#### What to do:
Your task is to write out the complete listing exactly as it is shown.

** BEGIN Data in this exercise **

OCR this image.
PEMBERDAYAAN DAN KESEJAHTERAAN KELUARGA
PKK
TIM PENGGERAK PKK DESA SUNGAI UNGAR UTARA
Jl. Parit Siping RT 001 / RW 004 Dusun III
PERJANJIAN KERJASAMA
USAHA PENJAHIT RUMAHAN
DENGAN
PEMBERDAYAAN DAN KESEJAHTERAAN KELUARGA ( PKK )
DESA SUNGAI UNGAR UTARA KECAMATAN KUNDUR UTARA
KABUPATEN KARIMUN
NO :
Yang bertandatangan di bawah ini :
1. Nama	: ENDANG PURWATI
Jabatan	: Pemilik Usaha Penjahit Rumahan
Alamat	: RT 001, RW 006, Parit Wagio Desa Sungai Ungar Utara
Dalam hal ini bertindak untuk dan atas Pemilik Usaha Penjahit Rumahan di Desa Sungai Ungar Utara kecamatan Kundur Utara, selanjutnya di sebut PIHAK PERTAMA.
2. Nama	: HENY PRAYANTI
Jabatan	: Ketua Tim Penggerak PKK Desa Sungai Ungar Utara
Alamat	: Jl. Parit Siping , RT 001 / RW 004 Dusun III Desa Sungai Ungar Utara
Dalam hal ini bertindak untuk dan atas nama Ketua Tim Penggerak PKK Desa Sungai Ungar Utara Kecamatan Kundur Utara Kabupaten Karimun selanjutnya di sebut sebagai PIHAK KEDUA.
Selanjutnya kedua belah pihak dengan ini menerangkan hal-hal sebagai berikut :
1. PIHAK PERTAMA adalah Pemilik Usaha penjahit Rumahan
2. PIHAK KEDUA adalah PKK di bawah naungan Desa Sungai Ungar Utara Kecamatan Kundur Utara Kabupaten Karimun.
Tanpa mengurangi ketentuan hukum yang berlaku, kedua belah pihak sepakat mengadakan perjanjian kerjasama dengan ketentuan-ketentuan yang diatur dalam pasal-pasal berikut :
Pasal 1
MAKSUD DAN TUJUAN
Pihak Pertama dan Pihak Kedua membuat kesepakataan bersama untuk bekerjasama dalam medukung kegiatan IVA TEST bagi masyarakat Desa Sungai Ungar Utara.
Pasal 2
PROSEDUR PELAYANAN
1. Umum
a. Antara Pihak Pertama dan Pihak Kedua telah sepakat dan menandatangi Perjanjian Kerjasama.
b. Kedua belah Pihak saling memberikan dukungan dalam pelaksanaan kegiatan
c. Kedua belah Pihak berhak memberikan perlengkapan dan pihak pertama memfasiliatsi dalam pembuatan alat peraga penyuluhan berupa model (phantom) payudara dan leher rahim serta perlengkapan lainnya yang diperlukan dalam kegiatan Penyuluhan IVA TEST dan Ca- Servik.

** END Data in this exercise **

#### Exercise response:
OCR this image.
PEMBERDAYAAN DAN KESEJAHTERAAN KELUARGA
PKK
TIM PENGGERAK PKK DESA SUNGAI UNGAR UTARA
Jl. Parit Siping RT 001 / RW 004 Dusun III
PERJANJIAN KERJASAMA
USAHA PENJAHIT RUMAHAN
DENGAN
PEMBERDAYAAN DAN KESEJAHTERAAN KELUARGA ( PKK )
DESA SUNGAI UNGAR UTARA KECAMATAN KUNDUR UTARA
KABUPATEN KARIMUN
NO :
Yang bertandatangan di bawah ini :
1. Nama	: ENDANG PURWATI
Jabatan	: Pemilik Usaha Penjahit Rumahan
Alamat	: RT 001, RW 006, Parit Wagio Desa Sungai Ungar Utara
Dalam hal ini bertindak untuk dan atas Pemilik Usaha Penjahit Rumahan di Desa Sungai Ungar Utara kecamatan Kundur Utara, selanjutnya di sebut PIHAK PERTAMA.
2. Nama	: HENY PRAYANTI
Jabatan	: Ketua Tim Penggerak PKK Desa Sungai Ungar Utara
Alamat	: Jl. Parit Siping , RT 001 / RW 004 Dusun III Desa Sungai Ungar Utara
Dalam hal ini bertindak untuk dan atas nama Ketua Tim Penggerak PKK Desa Sungai Ungar Utara Kecamatan Kundur Utara Kabupaten Karimun selanjutnya di sebut sebagai PIHAK KEDUA.
Selanjutnya kedua belah pihak dengan ini menerangkan hal-hal sebagai berikut :
1. PIHAK PERTAMA adalah Pemilik Usaha penjahit Rumahan
2. PIHAK KEDUA adalah PKK di bawah naungan Desa Sungai Ungar Utara Kecamatan Kundur Utara Kabupaten Karimun.
Tanpa mengurangi ketentuan hukum yang berlaku, kedua belah pihak sepakat mengadakan perjanjian kerjasama dengan ketentuan-ketentuan yang diatur dalam pasal-pasal berikut :
Pasal 1
MAKSUD DAN TUJUAN
Pihak Pertama dan Pihak Kedua membuat kesepakataan bersama untuk bekerjasama dalam medukung kegiatan IVA TEST bagi masyarakat Desa Sungai Ungar Utara.
Pasal 2
PROSEDUR PELAYANAN
1. Umum
a. Antara Pihak Pertama dan Pihak Kedua telah sepakat dan menandatangi Perjanjian Kerjasama.
b. Kedua belah Pihak saling memberikan dukungan dalam pelaksanaan kegiatan
c. Kedua belah Pihak berhak memberikan perlengkapan dan pihak pertama memfasiliatsi dalam pembuatan alat peraga penyuluhan berupa model (phantom) payudara dan leher rahim serta perlengkapan lainnya yang diperlukan dalam kegiatan Penyuluhan IVA TEST dan Ca- Servik.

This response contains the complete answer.